- _Problem statement_
Copy out the material below in full, but not its images.

(Stored records)
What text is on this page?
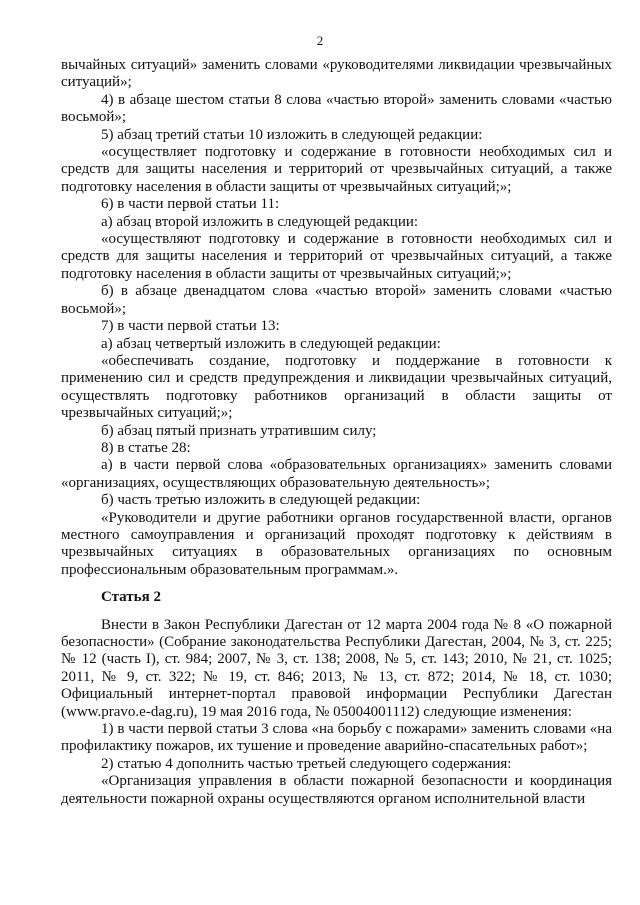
2

вычайных ситуаций» заменить словами «руководителями ликвидации чрезвычайных ситуаций»;

4) в абзаце шестом статьи 8 слова «частью второй» заменить словами «частью восьмой»;

5) абзац третий статьи 10 изложить в следующей редакции:

«осуществляет подготовку и содержание в готовности необходимых сил и средств для защиты населения и территорий от чрезвычайных ситуаций, а также подготовку населения в области защиты от чрезвычайных ситуаций;»;

6) в части первой статьи 11:

а) абзац второй изложить в следующей редакции:

«осуществляют подготовку и содержание в готовности необходимых сил и средств для защиты населения и территорий от чрезвычайных ситуаций, а также подготовку населения в области защиты от чрезвычайных ситуаций;»;

б) в абзаце двенадцатом слова «частью второй» заменить словами «частью восьмой»;

7) в части первой статьи 13:

а) абзац четвертый изложить в следующей редакции:

«обеспечивать создание, подготовку и поддержание в готовности к применению сил и средств предупреждения и ликвидации чрезвычайных ситуаций, осуществлять подготовку работников организаций в области защиты от чрезвычайных ситуаций;»;

б) абзац пятый признать утратившим силу;

8) в статье 28:

а) в части первой слова «образовательных организациях» заменить словами «организациях, осуществляющих образовательную деятельность»;

б) часть третью изложить в следующей редакции:

«Руководители и другие работники органов государственной власти, органов местного самоуправления и организаций проходят подготовку к действиям в чрезвычайных ситуациях в образовательных организациях по основным профессиональным образовательным программам.».

Статья 2

Внести в Закон Республики Дагестан от 12 марта 2004 года № 8 «О пожарной безопасности» (Собрание законодательства Республики Дагестан, 2004, № 3, ст. 225; № 12 (часть I), ст. 984; 2007, № 3, ст. 138; 2008, № 5, ст. 143; 2010, № 21, ст. 1025; 2011, № 9, ст. 322; № 19, ст. 846; 2013, № 13, ст. 872; 2014, № 18, ст. 1030; Официальный интернет-портал правовой информации Республики Дагестан (www.pravo.e-dag.ru), 19 мая 2016 года, № 05004001112) следующие изменения:

1) в части первой статьи 3 слова «на борьбу с пожарами» заменить словами «на профилактику пожаров, их тушение и проведение аварийно-спасательных работ»;

2) статью 4 дополнить частью третьей следующего содержания:

«Организация управления в области пожарной безопасности и координация деятельности пожарной охраны осуществляются органом исполнительной власти
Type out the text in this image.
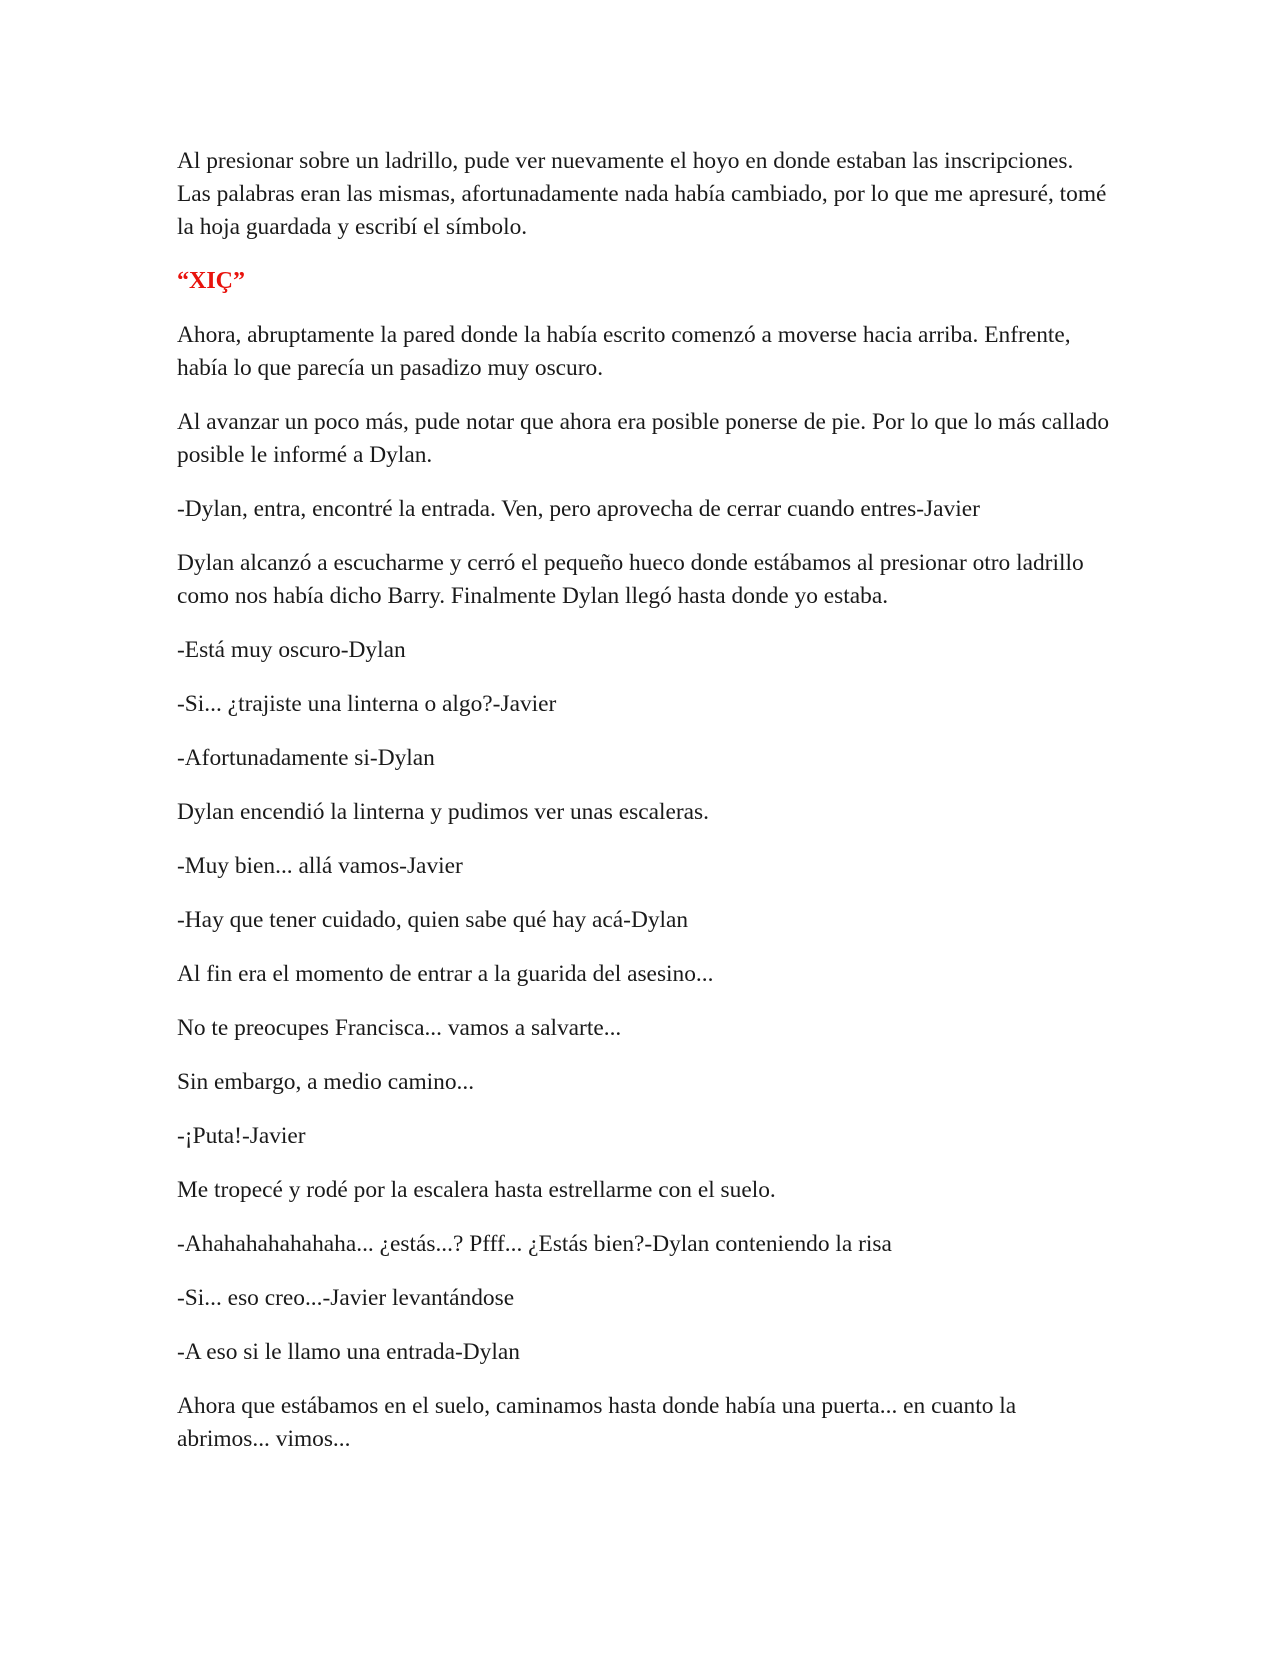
Al presionar sobre un ladrillo, pude ver nuevamente el hoyo en donde estaban las inscripciones. Las palabras eran las mismas, afortunadamente nada había cambiado, por lo que me apresuré, tomé la hoja guardada y escribí el símbolo.

“XIÇ”

Ahora, abruptamente la pared donde la había escrito comenzó a moverse hacia arriba. Enfrente, había lo que parecía un pasadizo muy oscuro.

Al avanzar un poco más, pude notar que ahora era posible ponerse de pie. Por lo que lo más callado posible le informé a Dylan.

-Dylan, entra, encontré la entrada. Ven, pero aprovecha de cerrar cuando entres-Javier

Dylan alcanzó a escucharme y cerró el pequeño hueco donde estábamos al presionar otro ladrillo como nos había dicho Barry. Finalmente Dylan llegó hasta donde yo estaba.

-Está muy oscuro-Dylan

-Si... ¿trajiste una linterna o algo?-Javier

-Afortunadamente si-Dylan

Dylan encendió la linterna y pudimos ver unas escaleras.

-Muy bien... allá vamos-Javier

-Hay que tener cuidado, quien sabe qué hay acá-Dylan

Al fin era el momento de entrar a la guarida del asesino...

No te preocupes Francisca... vamos a salvarte...

Sin embargo, a medio camino...

-¡Puta!-Javier

Me tropecé y rodé por la escalera hasta estrellarme con el suelo.

-Ahahahahahahaha... ¿estás...? Pfff... ¿Estás bien?-Dylan conteniendo la risa

-Si... eso creo...-Javier levantándose

-A eso si le llamo una entrada-Dylan

Ahora que estábamos en el suelo, caminamos hasta donde había una puerta... en cuanto la abrimos... vimos...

- _Exercise answer_
What text is on this page?
2

вычайных ситуаций» заменить словами «руководителями ликвидации чрезвычайных ситуаций»;

4) в абзаце шестом статьи 8 слова «частью второй» заменить словами «частью восьмой»;

5) абзац третий статьи 10 изложить в следующей редакции:

«осуществляет подготовку и содержание в готовности необходимых сил и средств для защиты населения и территорий от чрезвычайных ситуаций, а также подготовку населения в области защиты от чрезвычайных ситуаций;»;

6) в части первой статьи 11:

а) абзац второй изложить в следующей редакции:

«осуществляют подготовку и содержание в готовности необходимых сил и средств для защиты населения и территорий от чрезвычайных ситуаций, а также подготовку населения в области защиты от чрезвычайных ситуаций;»;

б) в абзаце двенадцатом слова «частью второй» заменить словами «частью восьмой»;

7) в части первой статьи 13:

а) абзац четвертый изложить в следующей редакции:

«обеспечивать создание, подготовку и поддержание в готовности к применению сил и средств предупреждения и ликвидации чрезвычайных ситуаций, осуществлять подготовку работников организаций в области защиты от чрезвычайных ситуаций;»;

б) абзац пятый признать утратившим силу;

8) в статье 28:

а) в части первой слова «образовательных организациях» заменить словами «организациях, осуществляющих образовательную деятельность»;

б) часть третью изложить в следующей редакции:

«Руководители и другие работники органов государственной власти, органов местного самоуправления и организаций проходят подготовку к действиям в чрезвычайных ситуациях в образовательных организациях по основным профессиональным образовательным программам.».

Статья 2

Внести в Закон Республики Дагестан от 12 марта 2004 года № 8 «О пожарной безопасности» (Собрание законодательства Республики Дагестан, 2004, № 3, ст. 225; № 12 (часть I), ст. 984; 2007, № 3, ст. 138; 2008, № 5, ст. 143; 2010, № 21, ст. 1025; 2011, № 9, ст. 322; № 19, ст. 846; 2013, № 13, ст. 872; 2014, № 18, ст. 1030; Официальный интернет-портал правовой информации Республики Дагестан (www.pravo.e-dag.ru), 19 мая 2016 года, № 05004001112) следующие изменения:

1) в части первой статьи 3 слова «на борьбу с пожарами» заменить словами «на профилактику пожаров, их тушение и проведение аварийно-спасательных работ»;

2) статью 4 дополнить частью третьей следующего содержания:

«Организация управления в области пожарной безопасности и координация деятельности пожарной охраны осуществляются органом исполнительной власти
Type out the text in this image.
Al presionar sobre un ladrillo, pude ver nuevamente el hoyo en donde estaban las inscripciones. Las palabras eran las mismas, afortunadamente nada había cambiado, por lo que me apresuré, tomé la hoja guardada y escribí el símbolo.

“XIÇ”

Ahora, abruptamente la pared donde la había escrito comenzó a moverse hacia arriba. Enfrente, había lo que parecía un pasadizo muy oscuro.

Al avanzar un poco más, pude notar que ahora era posible ponerse de pie. Por lo que lo más callado posible le informé a Dylan.

-Dylan, entra, encontré la entrada. Ven, pero aprovecha de cerrar cuando entres-Javier

Dylan alcanzó a escucharme y cerró el pequeño hueco donde estábamos al presionar otro ladrillo como nos había dicho Barry. Finalmente Dylan llegó hasta donde yo estaba.

-Está muy oscuro-Dylan

-Si... ¿trajiste una linterna o algo?-Javier

-Afortunadamente si-Dylan

Dylan encendió la linterna y pudimos ver unas escaleras.

-Muy bien... allá vamos-Javier

-Hay que tener cuidado, quien sabe qué hay acá-Dylan

Al fin era el momento de entrar a la guarida del asesino...

No te preocupes Francisca... vamos a salvarte...

Sin embargo, a medio camino...

-¡Puta!-Javier

Me tropecé y rodé por la escalera hasta estrellarme con el suelo.

-Ahahahahahahaha... ¿estás...? Pfff... ¿Estás bien?-Dylan conteniendo la risa

-Si... eso creo...-Javier levantándose

-A eso si le llamo una entrada-Dylan

Ahora que estábamos en el suelo, caminamos hasta donde había una puerta... en cuanto la abrimos... vimos...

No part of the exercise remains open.